Records supplied =>
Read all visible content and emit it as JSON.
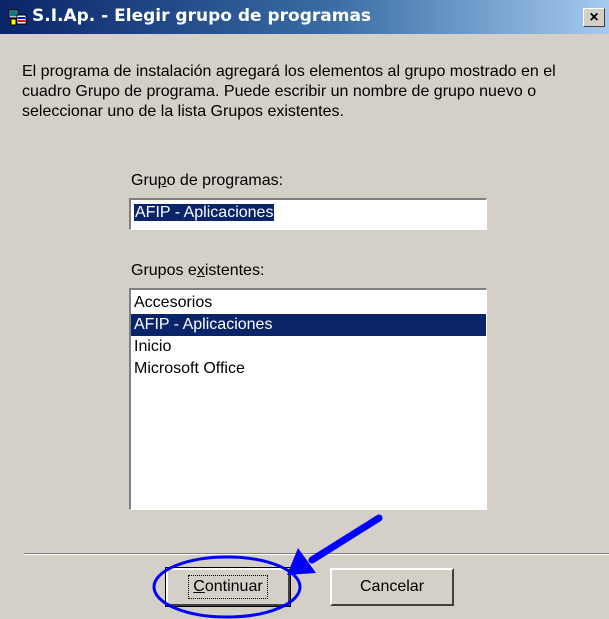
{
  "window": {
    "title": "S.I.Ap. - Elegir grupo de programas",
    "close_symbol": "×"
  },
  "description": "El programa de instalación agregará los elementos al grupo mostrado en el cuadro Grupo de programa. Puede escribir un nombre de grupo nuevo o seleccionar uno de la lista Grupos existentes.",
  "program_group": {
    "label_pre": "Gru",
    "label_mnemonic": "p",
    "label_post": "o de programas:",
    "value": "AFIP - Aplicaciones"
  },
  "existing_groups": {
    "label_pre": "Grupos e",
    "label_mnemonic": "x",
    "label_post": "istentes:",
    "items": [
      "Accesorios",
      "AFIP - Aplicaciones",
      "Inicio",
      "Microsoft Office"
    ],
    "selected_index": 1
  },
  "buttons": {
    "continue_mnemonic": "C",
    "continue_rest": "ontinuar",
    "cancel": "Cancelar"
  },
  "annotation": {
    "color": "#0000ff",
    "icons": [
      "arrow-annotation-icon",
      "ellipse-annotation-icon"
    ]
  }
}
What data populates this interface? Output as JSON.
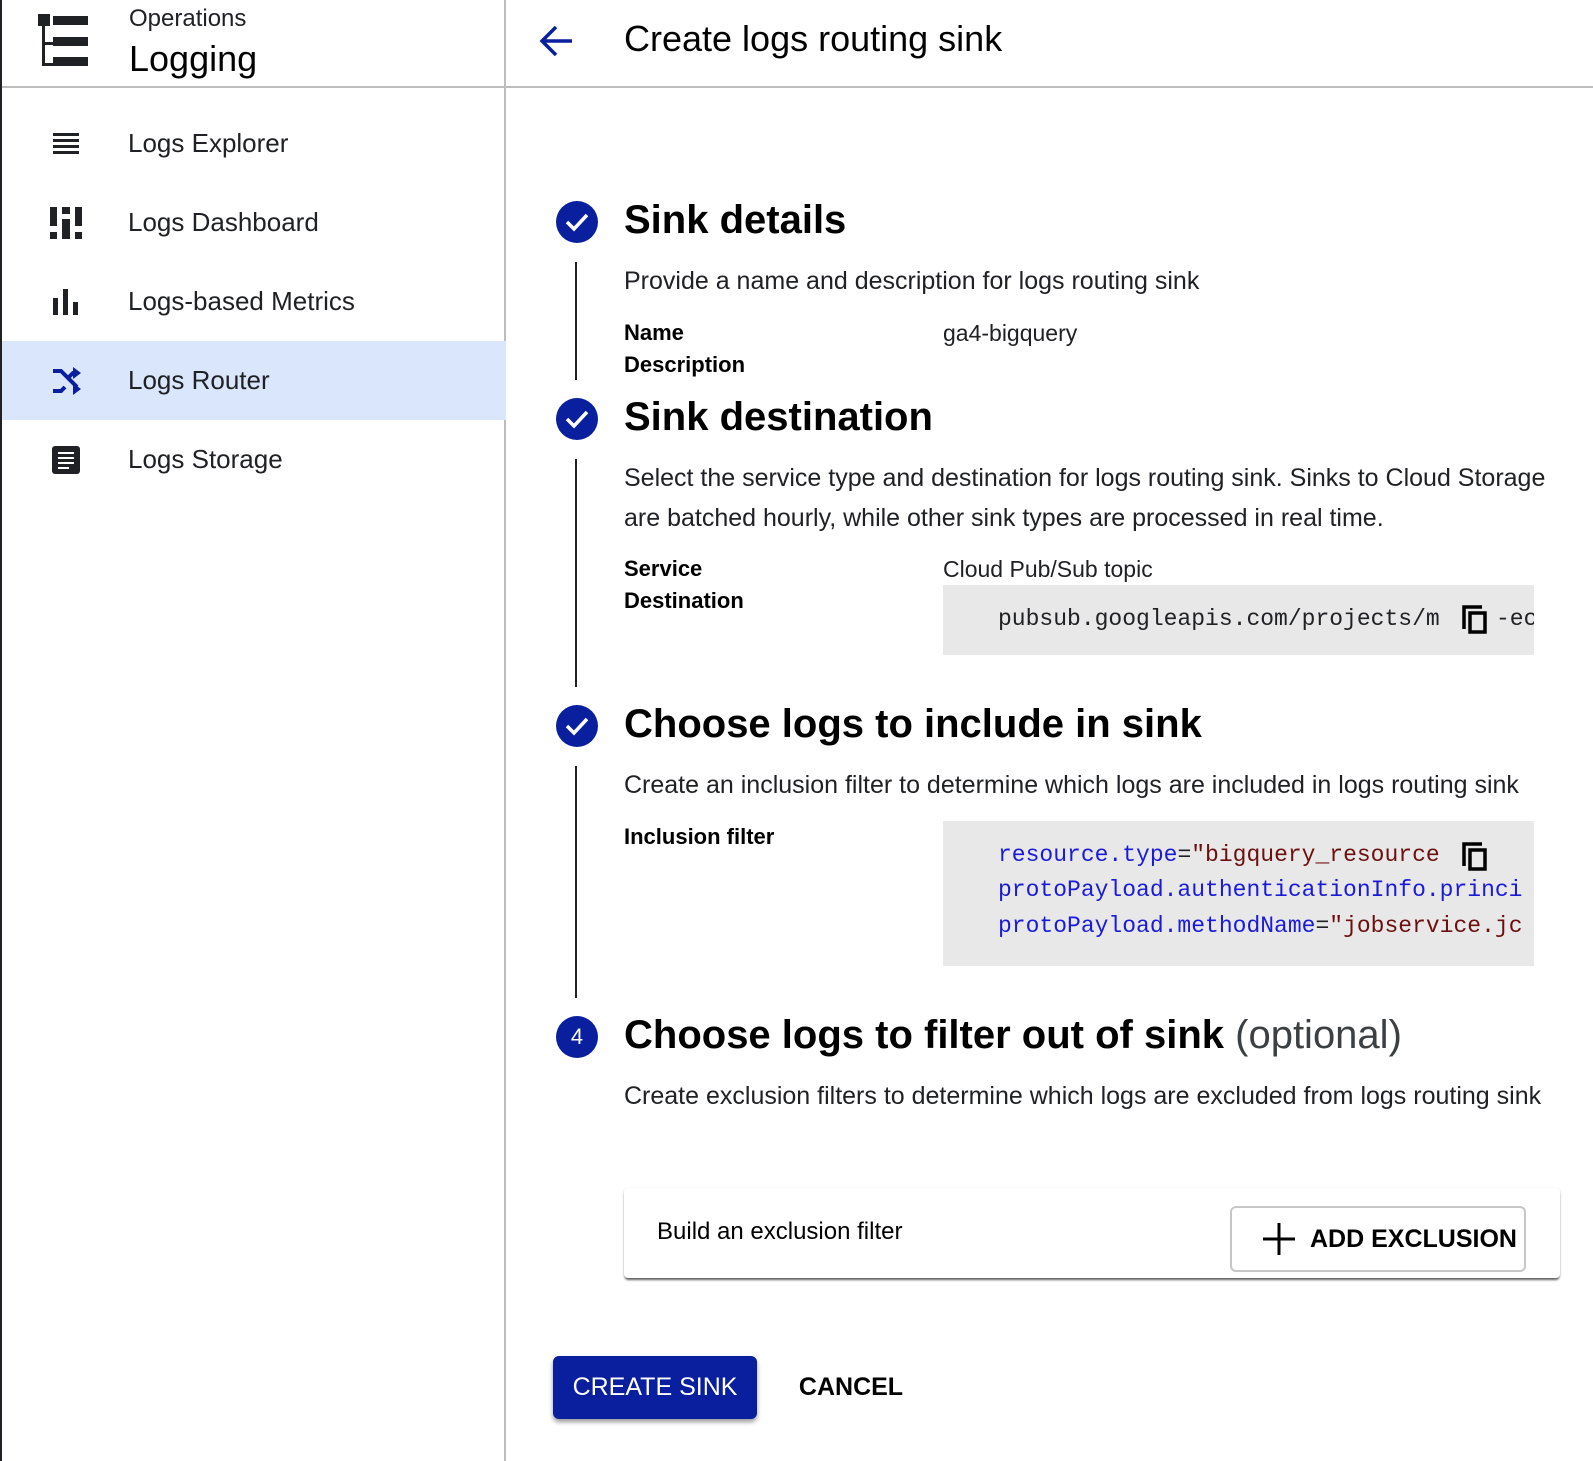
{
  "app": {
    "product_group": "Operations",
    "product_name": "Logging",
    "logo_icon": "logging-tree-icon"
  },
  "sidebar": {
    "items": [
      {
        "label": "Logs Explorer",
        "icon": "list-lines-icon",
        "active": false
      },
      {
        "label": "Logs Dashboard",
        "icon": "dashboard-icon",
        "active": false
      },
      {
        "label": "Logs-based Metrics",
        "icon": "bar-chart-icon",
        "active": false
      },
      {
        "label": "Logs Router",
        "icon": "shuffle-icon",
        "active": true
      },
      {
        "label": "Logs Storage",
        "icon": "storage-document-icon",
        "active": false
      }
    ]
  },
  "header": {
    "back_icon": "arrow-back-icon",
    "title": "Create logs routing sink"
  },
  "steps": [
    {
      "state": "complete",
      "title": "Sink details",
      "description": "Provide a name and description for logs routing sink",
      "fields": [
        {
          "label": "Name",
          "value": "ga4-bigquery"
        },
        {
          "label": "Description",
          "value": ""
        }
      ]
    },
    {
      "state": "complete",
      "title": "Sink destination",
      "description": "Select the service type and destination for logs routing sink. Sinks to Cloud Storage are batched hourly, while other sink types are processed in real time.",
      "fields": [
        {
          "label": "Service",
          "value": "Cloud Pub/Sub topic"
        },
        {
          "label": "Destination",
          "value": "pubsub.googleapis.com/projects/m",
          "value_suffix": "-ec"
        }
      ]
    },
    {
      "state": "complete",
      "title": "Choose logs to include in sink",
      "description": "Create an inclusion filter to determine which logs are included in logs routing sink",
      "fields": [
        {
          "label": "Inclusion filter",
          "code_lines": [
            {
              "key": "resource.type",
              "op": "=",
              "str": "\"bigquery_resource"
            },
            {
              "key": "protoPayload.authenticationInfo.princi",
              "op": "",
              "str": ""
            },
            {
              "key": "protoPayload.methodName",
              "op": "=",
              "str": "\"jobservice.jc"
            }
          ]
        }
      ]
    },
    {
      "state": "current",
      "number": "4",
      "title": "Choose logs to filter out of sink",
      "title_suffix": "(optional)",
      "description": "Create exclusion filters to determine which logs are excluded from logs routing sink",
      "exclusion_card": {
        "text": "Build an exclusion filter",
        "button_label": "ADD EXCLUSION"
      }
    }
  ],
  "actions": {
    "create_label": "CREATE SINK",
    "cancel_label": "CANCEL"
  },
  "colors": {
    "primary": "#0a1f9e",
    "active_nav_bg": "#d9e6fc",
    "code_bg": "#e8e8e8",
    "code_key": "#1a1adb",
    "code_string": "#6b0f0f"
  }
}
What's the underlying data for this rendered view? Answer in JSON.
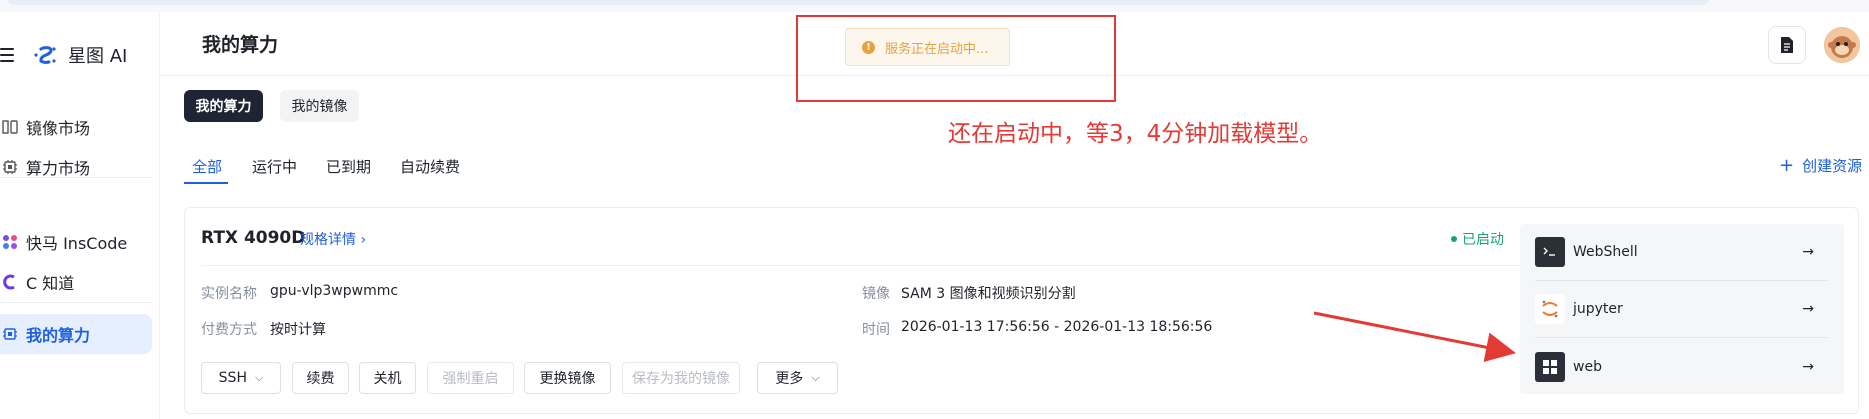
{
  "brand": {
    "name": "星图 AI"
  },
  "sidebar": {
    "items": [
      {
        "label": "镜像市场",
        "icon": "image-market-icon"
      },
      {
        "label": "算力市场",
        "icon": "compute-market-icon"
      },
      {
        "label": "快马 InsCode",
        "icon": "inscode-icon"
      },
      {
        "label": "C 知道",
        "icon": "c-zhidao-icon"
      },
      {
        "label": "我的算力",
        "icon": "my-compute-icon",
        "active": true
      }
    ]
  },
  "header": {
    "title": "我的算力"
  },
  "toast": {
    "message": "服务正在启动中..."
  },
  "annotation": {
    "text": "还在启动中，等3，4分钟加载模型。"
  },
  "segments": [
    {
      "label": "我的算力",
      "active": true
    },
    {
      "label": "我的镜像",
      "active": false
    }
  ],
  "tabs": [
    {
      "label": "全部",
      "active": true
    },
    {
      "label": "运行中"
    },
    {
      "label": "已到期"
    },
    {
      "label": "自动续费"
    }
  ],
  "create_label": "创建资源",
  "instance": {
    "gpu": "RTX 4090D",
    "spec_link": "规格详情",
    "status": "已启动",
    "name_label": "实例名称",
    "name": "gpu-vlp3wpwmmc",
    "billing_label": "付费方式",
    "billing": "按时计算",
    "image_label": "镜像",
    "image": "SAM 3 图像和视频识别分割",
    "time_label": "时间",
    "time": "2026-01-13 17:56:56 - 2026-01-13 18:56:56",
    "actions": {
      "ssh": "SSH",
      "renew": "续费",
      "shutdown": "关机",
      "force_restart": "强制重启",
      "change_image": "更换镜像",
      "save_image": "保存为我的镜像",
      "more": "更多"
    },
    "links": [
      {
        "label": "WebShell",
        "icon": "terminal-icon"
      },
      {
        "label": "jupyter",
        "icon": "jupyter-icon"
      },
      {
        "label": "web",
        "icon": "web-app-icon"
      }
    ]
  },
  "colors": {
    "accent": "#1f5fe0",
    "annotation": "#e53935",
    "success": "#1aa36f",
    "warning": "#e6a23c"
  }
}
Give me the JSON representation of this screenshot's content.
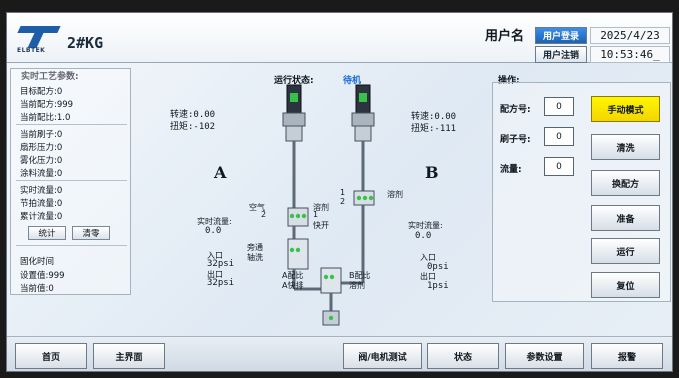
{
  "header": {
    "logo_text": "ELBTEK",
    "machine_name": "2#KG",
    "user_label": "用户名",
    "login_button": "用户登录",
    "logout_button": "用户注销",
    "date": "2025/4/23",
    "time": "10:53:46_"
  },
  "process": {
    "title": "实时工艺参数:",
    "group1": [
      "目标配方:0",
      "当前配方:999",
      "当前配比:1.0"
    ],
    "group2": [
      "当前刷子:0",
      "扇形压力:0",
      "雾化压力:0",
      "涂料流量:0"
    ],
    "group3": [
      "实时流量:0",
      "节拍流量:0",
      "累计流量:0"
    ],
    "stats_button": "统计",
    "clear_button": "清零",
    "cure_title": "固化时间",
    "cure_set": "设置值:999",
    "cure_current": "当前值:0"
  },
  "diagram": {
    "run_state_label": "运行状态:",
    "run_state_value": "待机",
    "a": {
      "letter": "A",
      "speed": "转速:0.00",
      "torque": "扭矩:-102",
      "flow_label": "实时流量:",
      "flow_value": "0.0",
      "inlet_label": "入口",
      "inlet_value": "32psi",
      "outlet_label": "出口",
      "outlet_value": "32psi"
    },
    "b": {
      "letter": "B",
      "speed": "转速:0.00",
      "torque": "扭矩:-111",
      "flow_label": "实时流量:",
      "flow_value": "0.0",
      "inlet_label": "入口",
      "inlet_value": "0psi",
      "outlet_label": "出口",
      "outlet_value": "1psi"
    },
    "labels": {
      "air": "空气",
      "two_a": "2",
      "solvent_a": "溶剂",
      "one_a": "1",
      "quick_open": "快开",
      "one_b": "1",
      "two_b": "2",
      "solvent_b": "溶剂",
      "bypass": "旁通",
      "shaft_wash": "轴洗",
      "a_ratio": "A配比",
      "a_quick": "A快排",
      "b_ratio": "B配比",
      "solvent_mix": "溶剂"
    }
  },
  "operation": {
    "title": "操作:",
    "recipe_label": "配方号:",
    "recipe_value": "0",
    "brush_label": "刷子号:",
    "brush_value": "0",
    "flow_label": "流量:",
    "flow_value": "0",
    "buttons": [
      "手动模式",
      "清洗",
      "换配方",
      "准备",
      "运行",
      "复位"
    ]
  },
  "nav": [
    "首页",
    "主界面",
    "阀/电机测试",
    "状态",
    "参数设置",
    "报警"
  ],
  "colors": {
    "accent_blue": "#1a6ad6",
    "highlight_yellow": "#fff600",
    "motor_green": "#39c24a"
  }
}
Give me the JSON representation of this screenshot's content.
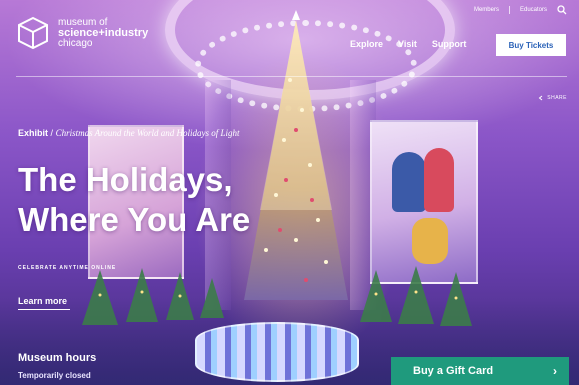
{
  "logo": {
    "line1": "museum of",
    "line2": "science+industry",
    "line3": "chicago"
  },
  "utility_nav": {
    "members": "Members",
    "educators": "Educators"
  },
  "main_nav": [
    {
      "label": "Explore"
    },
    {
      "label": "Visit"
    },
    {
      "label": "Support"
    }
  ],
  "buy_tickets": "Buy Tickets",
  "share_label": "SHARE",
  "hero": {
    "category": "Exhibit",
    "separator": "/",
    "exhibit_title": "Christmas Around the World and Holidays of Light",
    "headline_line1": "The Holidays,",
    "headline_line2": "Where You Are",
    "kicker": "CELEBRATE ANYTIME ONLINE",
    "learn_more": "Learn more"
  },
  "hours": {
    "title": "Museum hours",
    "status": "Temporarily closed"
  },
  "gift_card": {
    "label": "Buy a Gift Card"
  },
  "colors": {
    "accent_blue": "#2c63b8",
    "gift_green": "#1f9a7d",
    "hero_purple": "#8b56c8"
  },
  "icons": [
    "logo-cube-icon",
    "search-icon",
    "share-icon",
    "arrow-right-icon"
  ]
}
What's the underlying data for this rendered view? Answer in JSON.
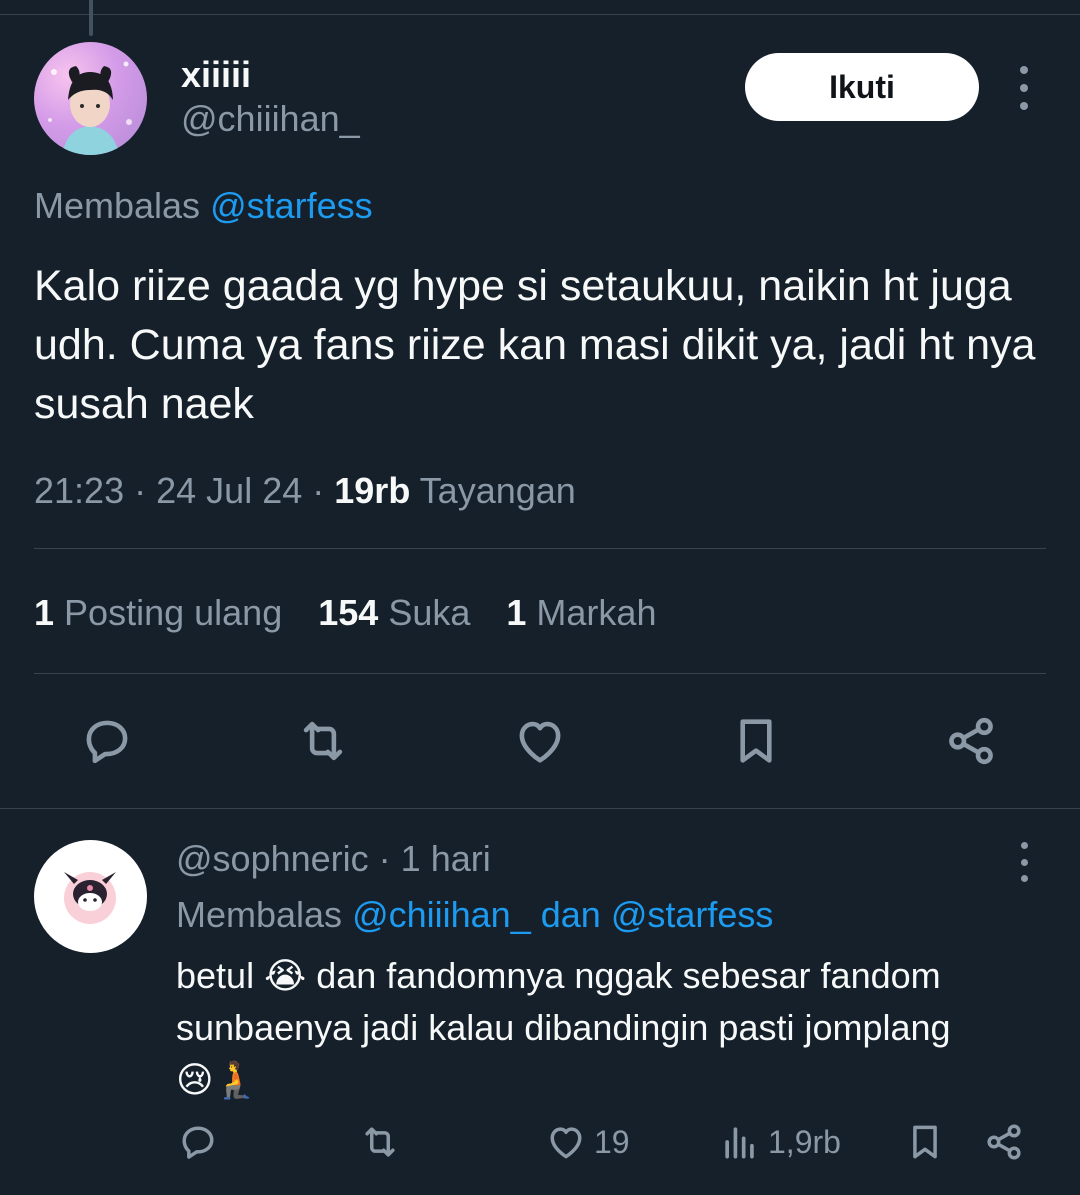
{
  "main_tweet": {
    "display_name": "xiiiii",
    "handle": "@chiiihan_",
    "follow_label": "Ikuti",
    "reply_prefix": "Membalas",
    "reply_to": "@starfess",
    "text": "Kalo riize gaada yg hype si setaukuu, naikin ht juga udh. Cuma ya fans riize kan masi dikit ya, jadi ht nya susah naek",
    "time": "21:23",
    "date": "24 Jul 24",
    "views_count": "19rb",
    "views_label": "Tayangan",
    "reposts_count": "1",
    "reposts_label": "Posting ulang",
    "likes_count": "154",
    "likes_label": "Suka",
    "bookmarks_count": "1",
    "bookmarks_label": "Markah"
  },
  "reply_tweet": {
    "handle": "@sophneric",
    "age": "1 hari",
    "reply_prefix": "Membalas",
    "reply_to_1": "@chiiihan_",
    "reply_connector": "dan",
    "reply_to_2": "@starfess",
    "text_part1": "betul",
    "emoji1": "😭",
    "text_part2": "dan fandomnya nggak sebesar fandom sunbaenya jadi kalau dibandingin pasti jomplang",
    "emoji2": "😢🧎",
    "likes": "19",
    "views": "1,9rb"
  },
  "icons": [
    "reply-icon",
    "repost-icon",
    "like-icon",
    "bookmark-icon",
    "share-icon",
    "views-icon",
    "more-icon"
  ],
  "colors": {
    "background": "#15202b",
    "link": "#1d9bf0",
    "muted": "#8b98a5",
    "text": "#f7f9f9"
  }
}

The task => Go through the material above and copy each line that has the word "status".

Response below =>
    "status": "已启动",
    "status": "Temporarily closed"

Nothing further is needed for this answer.